[Stored dataset items]
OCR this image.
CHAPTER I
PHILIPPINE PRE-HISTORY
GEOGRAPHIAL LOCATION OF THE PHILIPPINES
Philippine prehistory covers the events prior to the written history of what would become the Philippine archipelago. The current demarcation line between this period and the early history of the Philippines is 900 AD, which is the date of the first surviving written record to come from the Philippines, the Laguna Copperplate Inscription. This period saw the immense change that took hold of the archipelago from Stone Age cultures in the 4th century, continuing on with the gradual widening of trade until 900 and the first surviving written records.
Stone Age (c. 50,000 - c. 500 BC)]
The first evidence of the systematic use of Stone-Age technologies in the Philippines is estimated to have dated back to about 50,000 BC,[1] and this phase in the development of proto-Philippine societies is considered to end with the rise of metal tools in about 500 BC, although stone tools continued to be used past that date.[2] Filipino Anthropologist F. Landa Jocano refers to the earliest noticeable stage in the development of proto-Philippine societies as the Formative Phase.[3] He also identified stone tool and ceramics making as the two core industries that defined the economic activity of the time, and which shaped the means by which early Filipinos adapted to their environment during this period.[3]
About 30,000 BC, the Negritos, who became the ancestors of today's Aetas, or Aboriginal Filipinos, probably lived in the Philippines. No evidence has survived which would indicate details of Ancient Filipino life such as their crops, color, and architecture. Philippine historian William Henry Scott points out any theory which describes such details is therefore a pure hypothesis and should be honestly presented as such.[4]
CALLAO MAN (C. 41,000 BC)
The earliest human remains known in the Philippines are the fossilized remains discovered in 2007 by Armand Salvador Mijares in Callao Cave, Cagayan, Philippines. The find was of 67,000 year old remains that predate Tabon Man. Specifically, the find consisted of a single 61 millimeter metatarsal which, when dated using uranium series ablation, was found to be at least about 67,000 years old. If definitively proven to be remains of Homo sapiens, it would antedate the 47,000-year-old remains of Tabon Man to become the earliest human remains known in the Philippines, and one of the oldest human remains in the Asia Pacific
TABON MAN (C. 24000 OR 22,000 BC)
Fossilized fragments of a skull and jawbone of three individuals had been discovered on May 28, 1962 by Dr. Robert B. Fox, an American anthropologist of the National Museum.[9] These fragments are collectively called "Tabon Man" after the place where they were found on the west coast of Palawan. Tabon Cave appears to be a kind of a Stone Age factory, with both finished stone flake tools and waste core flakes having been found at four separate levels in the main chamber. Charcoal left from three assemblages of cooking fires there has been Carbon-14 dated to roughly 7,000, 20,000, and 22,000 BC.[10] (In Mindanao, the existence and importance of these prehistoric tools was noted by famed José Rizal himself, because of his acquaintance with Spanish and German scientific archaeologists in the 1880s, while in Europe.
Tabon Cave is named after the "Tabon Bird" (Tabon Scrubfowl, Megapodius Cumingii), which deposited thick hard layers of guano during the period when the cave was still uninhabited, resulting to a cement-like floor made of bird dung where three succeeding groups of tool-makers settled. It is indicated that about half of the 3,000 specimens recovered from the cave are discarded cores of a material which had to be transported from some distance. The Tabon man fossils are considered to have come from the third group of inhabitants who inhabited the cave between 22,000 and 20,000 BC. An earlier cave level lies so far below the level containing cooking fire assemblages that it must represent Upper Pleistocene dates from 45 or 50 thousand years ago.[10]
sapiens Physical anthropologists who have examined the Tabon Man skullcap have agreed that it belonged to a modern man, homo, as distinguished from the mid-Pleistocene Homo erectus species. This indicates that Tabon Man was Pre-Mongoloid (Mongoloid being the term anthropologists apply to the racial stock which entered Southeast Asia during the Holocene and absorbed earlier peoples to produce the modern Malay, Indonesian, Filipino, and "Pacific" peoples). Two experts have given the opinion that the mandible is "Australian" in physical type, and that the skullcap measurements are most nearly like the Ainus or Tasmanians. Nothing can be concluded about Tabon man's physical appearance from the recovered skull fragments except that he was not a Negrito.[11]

■ **WORK INSTRUCTIONS**: Repeat every record exactly as written, please.

■ **WRITTEN ANSWER**:
OCR this image.
CHAPTER I
PHILIPPINE PRE-HISTORY
GEOGRAPHIAL LOCATION OF THE PHILIPPINES
Philippine prehistory covers the events prior to the written history of what would become the Philippine archipelago. The current demarcation line between this period and the early history of the Philippines is 900 AD, which is the date of the first surviving written record to come from the Philippines, the Laguna Copperplate Inscription. This period saw the immense change that took hold of the archipelago from Stone Age cultures in the 4th century, continuing on with the gradual widening of trade until 900 and the first surviving written records.
Stone Age (c. 50,000 - c. 500 BC)]
The first evidence of the systematic use of Stone-Age technologies in the Philippines is estimated to have dated back to about 50,000 BC,[1] and this phase in the development of proto-Philippine societies is considered to end with the rise of metal tools in about 500 BC, although stone tools continued to be used past that date.[2] Filipino Anthropologist F. Landa Jocano refers to the earliest noticeable stage in the development of proto-Philippine societies as the Formative Phase.[3] He also identified stone tool and ceramics making as the two core industries that defined the economic activity of the time, and which shaped the means by which early Filipinos adapted to their environment during this period.[3]
About 30,000 BC, the Negritos, who became the ancestors of today's Aetas, or Aboriginal Filipinos, probably lived in the Philippines. No evidence has survived which would indicate details of Ancient Filipino life such as their crops, color, and architecture. Philippine historian William Henry Scott points out any theory which describes such details is therefore a pure hypothesis and should be honestly presented as such.[4]
CALLAO MAN (C. 41,000 BC)
The earliest human remains known in the Philippines are the fossilized remains discovered in 2007 by Armand Salvador Mijares in Callao Cave, Cagayan, Philippines. The find was of 67,000 year old remains that predate Tabon Man. Specifically, the find consisted of a single 61 millimeter metatarsal which, when dated using uranium series ablation, was found to be at least about 67,000 years old. If definitively proven to be remains of Homo sapiens, it would antedate the 47,000-year-old remains of Tabon Man to become the earliest human remains known in the Philippines, and one of the oldest human remains in the Asia Pacific
TABON MAN (C. 24000 OR 22,000 BC)
Fossilized fragments of a skull and jawbone of three individuals had been discovered on May 28, 1962 by Dr. Robert B. Fox, an American anthropologist of the National Museum.[9] These fragments are collectively called "Tabon Man" after the place where they were found on the west coast of Palawan. Tabon Cave appears to be a kind of a Stone Age factory, with both finished stone flake tools and waste core flakes having been found at four separate levels in the main chamber. Charcoal left from three assemblages of cooking fires there has been Carbon-14 dated to roughly 7,000, 20,000, and 22,000 BC.[10] (In Mindanao, the existence and importance of these prehistoric tools was noted by famed José Rizal himself, because of his acquaintance with Spanish and German scientific archaeologists in the 1880s, while in Europe.
Tabon Cave is named after the "Tabon Bird" (Tabon Scrubfowl, Megapodius Cumingii), which deposited thick hard layers of guano during the period when the cave was still uninhabited, resulting to a cement-like floor made of bird dung where three succeeding groups of tool-makers settled. It is indicated that about half of the 3,000 specimens recovered from the cave are discarded cores of a material which had to be transported from some distance. The Tabon man fossils are considered to have come from the third group of inhabitants who inhabited the cave between 22,000 and 20,000 BC. An earlier cave level lies so far below the level containing cooking fire assemblages that it must represent Upper Pleistocene dates from 45 or 50 thousand years ago.[10]
sapiens Physical anthropologists who have examined the Tabon Man skullcap have agreed that it belonged to a modern man, homo, as distinguished from the mid-Pleistocene Homo erectus species. This indicates that Tabon Man was Pre-Mongoloid (Mongoloid being the term anthropologists apply to the racial stock which entered Southeast Asia during the Holocene and absorbed earlier peoples to produce the modern Malay, Indonesian, Filipino, and "Pacific" peoples). Two experts have given the opinion that the mandible is "Australian" in physical type, and that the skullcap measurements are most nearly like the Ainus or Tasmanians. Nothing can be concluded about Tabon man's physical appearance from the recovered skull fragments except that he was not a Negrito.[11]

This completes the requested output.